Exercise instructions: Below are some records: retype them all exactly, but not the pictures.

-*-*-

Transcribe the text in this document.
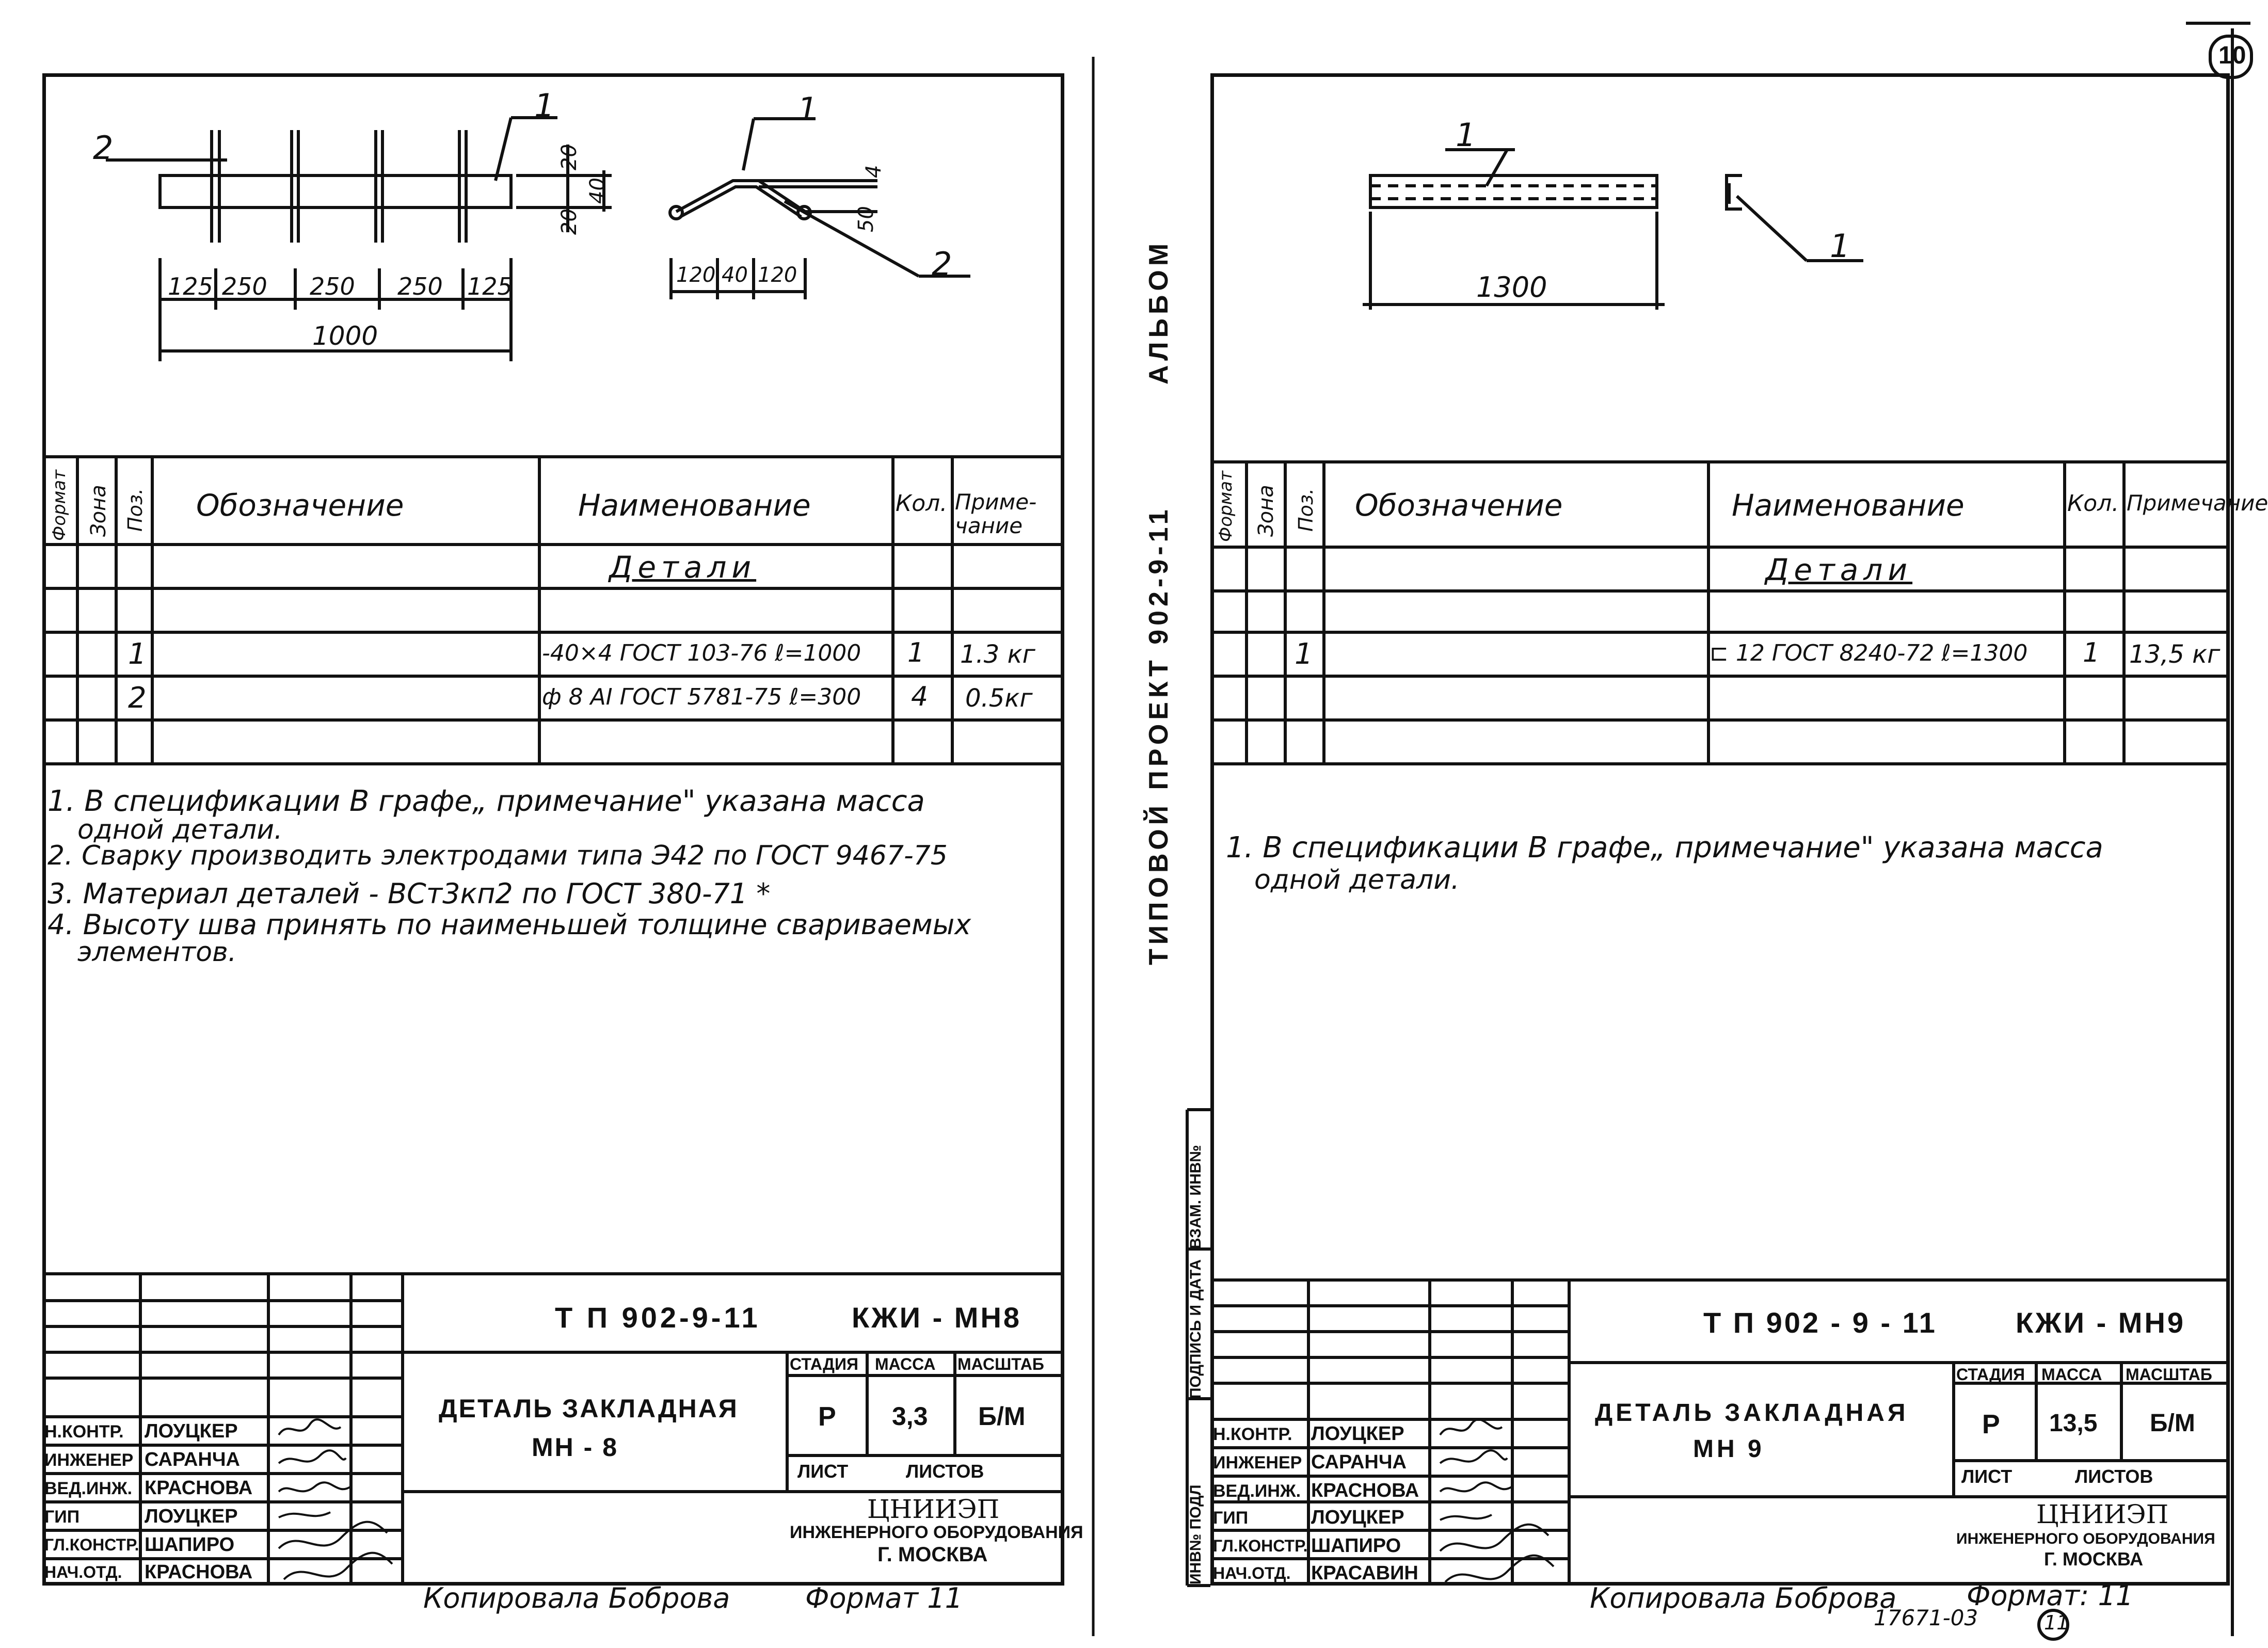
2
1
125 250 250 250 125
1000
20
40
20
1
4
50
2
120 40 120
Формат Зона Поз. Обозначение	Наименование	Кол. Приме-чание
Детали
1	-40×4 ГОСТ 103-76 ℓ=1000 1 1.3 кг
2	ф 8 АI ГОСТ 5781-75 ℓ=300 4 0.5кг
1. В спецификации В графе„ примечание" указана масса
одной детали.
2. Сварку производить электродами типа Э42 по ГОСТ 9467-75
3. Материал деталей - ВСт3кп2 по ГОСТ 380-71 *
4. Высоту шва принять по наименьшей толщине свариваемых
элементов.
Т П 902-9-11	КЖИ - МН8
ДЕТАЛЬ ЗАКЛАДНАЯ
МН - 8
СТАДИЯ МАССА МАСШТАБ
Р 3,3 Б/М
ЛИСТ	ЛИСТОВ
ЦНИИЭП
ИНЖЕНЕРНОГО ОБОРУДОВАНИЯ
Г. МОСКВА
Н.КОНТР. ЛОУЦКЕР
ИНЖЕНЕР САРАНЧА
ВЕД.ИНЖ. КРАСНОВА
ГИП	ЛОУЦКЕР
ГЛ.КОНСТР. ШАПИРО
НАЧ.ОТД. КРАСНОВА
Копировала Боброва	Формат 11
АЛЬБОМ
ТИПОВОЙ ПРОЕКТ 902-9-11
ИНВ№ ПОДЛ
ПОДПИСЬ И ДАТА
ВЗАМ. ИНВ№
1
1300
1
10
Формат Зона Поз. Обозначение	Наименование	Кол. Примечание
Детали
1	⊏ 12 ГОСТ 8240-72 ℓ=1300 1 13,5 кг
1. В спецификации В графе„ примечание" указана масса
одной детали.
Т П 902 - 9 - 11	КЖИ - МН9
ДЕТАЛЬ ЗАКЛАДНАЯ
МН 9
СТАДИЯ МАССА МАСШТАБ
Р 13,5 Б/М
ЛИСТ	ЛИСТОВ
ЦНИИЭП
ИНЖЕНЕРНОГО ОБОРУДОВАНИЯ
Г. МОСКВА
Н.КОНТР. ЛОУЦКЕР
ИНЖЕНЕР САРАНЧА
ВЕД.ИНЖ. КРАСНОВА
ГИП	ЛОУЦКЕР
ГЛ.КОНСТР. ШАПИРО
НАЧ.ОТД. КРАСАВИН
Копировала Боброва	Формат: 11
17671-03	11
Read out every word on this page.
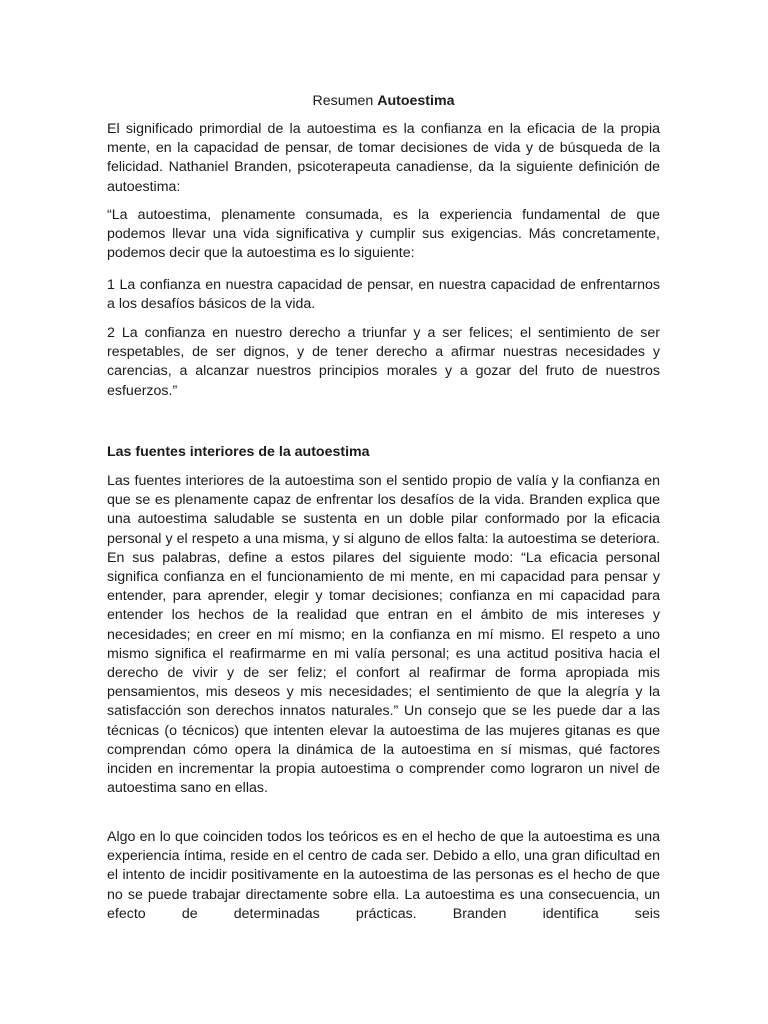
Resumen Autoestima

El significado primordial de la autoestima es la confianza en la eficacia de la propia mente, en la capacidad de pensar, de tomar decisiones de vida y de búsqueda de la felicidad. Nathaniel Branden, psicoterapeuta canadiense, da la siguiente definición de autoestima:

“La autoestima, plenamente consumada, es la experiencia fundamental de que podemos llevar una vida significativa y cumplir sus exigencias. Más concretamente, podemos decir que la autoestima es lo siguiente:

1 La confianza en nuestra capacidad de pensar, en nuestra capacidad de enfrentarnos a los desafíos básicos de la vida.

2 La confianza en nuestro derecho a triunfar y a ser felices; el sentimiento de ser respetables, de ser dignos, y de tener derecho a afirmar nuestras necesidades y carencias, a alcanzar nuestros principios morales y a gozar del fruto de nuestros esfuerzos.”

Las fuentes interiores de la autoestima

Las fuentes interiores de la autoestima son el sentido propio de valía y la confianza en que se es plenamente capaz de enfrentar los desafíos de la vida. Branden explica que una autoestima saludable se sustenta en un doble pilar conformado por la eficacia personal y el respeto a una misma, y si alguno de ellos falta: la autoestima se deteriora. En sus palabras, define a estos pilares del siguiente modo: “La eficacia personal significa confianza en el funcionamiento de mi mente, en mi capacidad para pensar y entender, para aprender, elegir y tomar decisiones; confianza en mi capacidad para entender los hechos de la realidad que entran en el ámbito de mis intereses y necesidades; en creer en mí mismo; en la confianza en mí mismo. El respeto a uno mismo significa el reafirmarme en mi valía personal; es una actitud positiva hacia el derecho de vivir y de ser feliz; el confort al reafirmar de forma apropiada mis pensamientos, mis deseos y mis necesidades; el sentimiento de que la alegría y la satisfacción son derechos innatos naturales.” Un consejo que se les puede dar a las técnicas (o técnicos) que intenten elevar la autoestima de las mujeres gitanas es que comprendan cómo opera la dinámica de la autoestima en sí mismas, qué factores inciden en incrementar la propia autoestima o comprender como lograron un nivel de autoestima sano en ellas.

Algo en lo que coinciden todos los teóricos es en el hecho de que la autoestima es una experiencia íntima, reside en el centro de cada ser. Debido a ello, una gran dificultad en el intento de incidir positivamente en la autoestima de las personas es el hecho de que no se puede trabajar directamente sobre ella. La autoestima es una consecuencia, un efecto de determinadas prácticas. Branden identifica seis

-*-*-

Final answer:
Transcribe the text in this document.
2
1
125 250 250 250 125
1000
20
40
20
1
4
50
2
120 40 120
Формат Зона Поз. Обозначение	Наименование	Кол. Приме-чание
Детали
1	-40×4 ГОСТ 103-76 ℓ=1000 1 1.3 кг
2	ф 8 АI ГОСТ 5781-75 ℓ=300 4 0.5кг
1. В спецификации В графе„ примечание" указана масса
одной детали.
2. Сварку производить электродами типа Э42 по ГОСТ 9467-75
3. Материал деталей - ВСт3кп2 по ГОСТ 380-71 *
4. Высоту шва принять по наименьшей толщине свариваемых
элементов.
Т П 902-9-11	КЖИ - МН8
ДЕТАЛЬ ЗАКЛАДНАЯ
МН - 8
СТАДИЯ МАССА МАСШТАБ
Р 3,3 Б/М
ЛИСТ	ЛИСТОВ
ЦНИИЭП
ИНЖЕНЕРНОГО ОБОРУДОВАНИЯ
Г. МОСКВА
Н.КОНТР. ЛОУЦКЕР
ИНЖЕНЕР САРАНЧА
ВЕД.ИНЖ. КРАСНОВА
ГИП	ЛОУЦКЕР
ГЛ.КОНСТР. ШАПИРО
НАЧ.ОТД. КРАСНОВА
Копировала Боброва	Формат 11
АЛЬБОМ
ТИПОВОЙ ПРОЕКТ 902-9-11
ИНВ№ ПОДЛ
ПОДПИСЬ И ДАТА
ВЗАМ. ИНВ№
1
1300
1
10
Формат Зона Поз. Обозначение	Наименование	Кол. Примечание
Детали
1	⊏ 12 ГОСТ 8240-72 ℓ=1300 1 13,5 кг
1. В спецификации В графе„ примечание" указана масса
одной детали.
Т П 902 - 9 - 11	КЖИ - МН9
ДЕТАЛЬ ЗАКЛАДНАЯ
МН 9
СТАДИЯ МАССА МАСШТАБ
Р 13,5 Б/М
ЛИСТ	ЛИСТОВ
ЦНИИЭП
ИНЖЕНЕРНОГО ОБОРУДОВАНИЯ
Г. МОСКВА
Н.КОНТР. ЛОУЦКЕР
ИНЖЕНЕР САРАНЧА
ВЕД.ИНЖ. КРАСНОВА
ГИП	ЛОУЦКЕР
ГЛ.КОНСТР. ШАПИРО
НАЧ.ОТД. КРАСАВИН
Копировала Боброва	Формат: 11
17671-03	11
Read out every word on this page.
Resumen Autoestima

El significado primordial de la autoestima es la confianza en la eficacia de la propia mente, en la capacidad de pensar, de tomar decisiones de vida y de búsqueda de la felicidad. Nathaniel Branden, psicoterapeuta canadiense, da la siguiente definición de autoestima:

“La autoestima, plenamente consumada, es la experiencia fundamental de que podemos llevar una vida significativa y cumplir sus exigencias. Más concretamente, podemos decir que la autoestima es lo siguiente:

1 La confianza en nuestra capacidad de pensar, en nuestra capacidad de enfrentarnos a los desafíos básicos de la vida.

2 La confianza en nuestro derecho a triunfar y a ser felices; el sentimiento de ser respetables, de ser dignos, y de tener derecho a afirmar nuestras necesidades y carencias, a alcanzar nuestros principios morales y a gozar del fruto de nuestros esfuerzos.”

Las fuentes interiores de la autoestima

Las fuentes interiores de la autoestima son el sentido propio de valía y la confianza en que se es plenamente capaz de enfrentar los desafíos de la vida. Branden explica que una autoestima saludable se sustenta en un doble pilar conformado por la eficacia personal y el respeto a una misma, y si alguno de ellos falta: la autoestima se deteriora. En sus palabras, define a estos pilares del siguiente modo: “La eficacia personal significa confianza en el funcionamiento de mi mente, en mi capacidad para pensar y entender, para aprender, elegir y tomar decisiones; confianza en mi capacidad para entender los hechos de la realidad que entran en el ámbito de mis intereses y necesidades; en creer en mí mismo; en la confianza en mí mismo. El respeto a uno mismo significa el reafirmarme en mi valía personal; es una actitud positiva hacia el derecho de vivir y de ser feliz; el confort al reafirmar de forma apropiada mis pensamientos, mis deseos y mis necesidades; el sentimiento de que la alegría y la satisfacción son derechos innatos naturales.” Un consejo que se les puede dar a las técnicas (o técnicos) que intenten elevar la autoestima de las mujeres gitanas es que comprendan cómo opera la dinámica de la autoestima en sí mismas, qué factores inciden en incrementar la propia autoestima o comprender como lograron un nivel de autoestima sano en ellas.

Algo en lo que coinciden todos los teóricos es en el hecho de que la autoestima es una experiencia íntima, reside en el centro de cada ser. Debido a ello, una gran dificultad en el intento de incidir positivamente en la autoestima de las personas es el hecho de que no se puede trabajar directamente sobre ella. La autoestima es una consecuencia, un efecto de determinadas prácticas. Branden identifica seis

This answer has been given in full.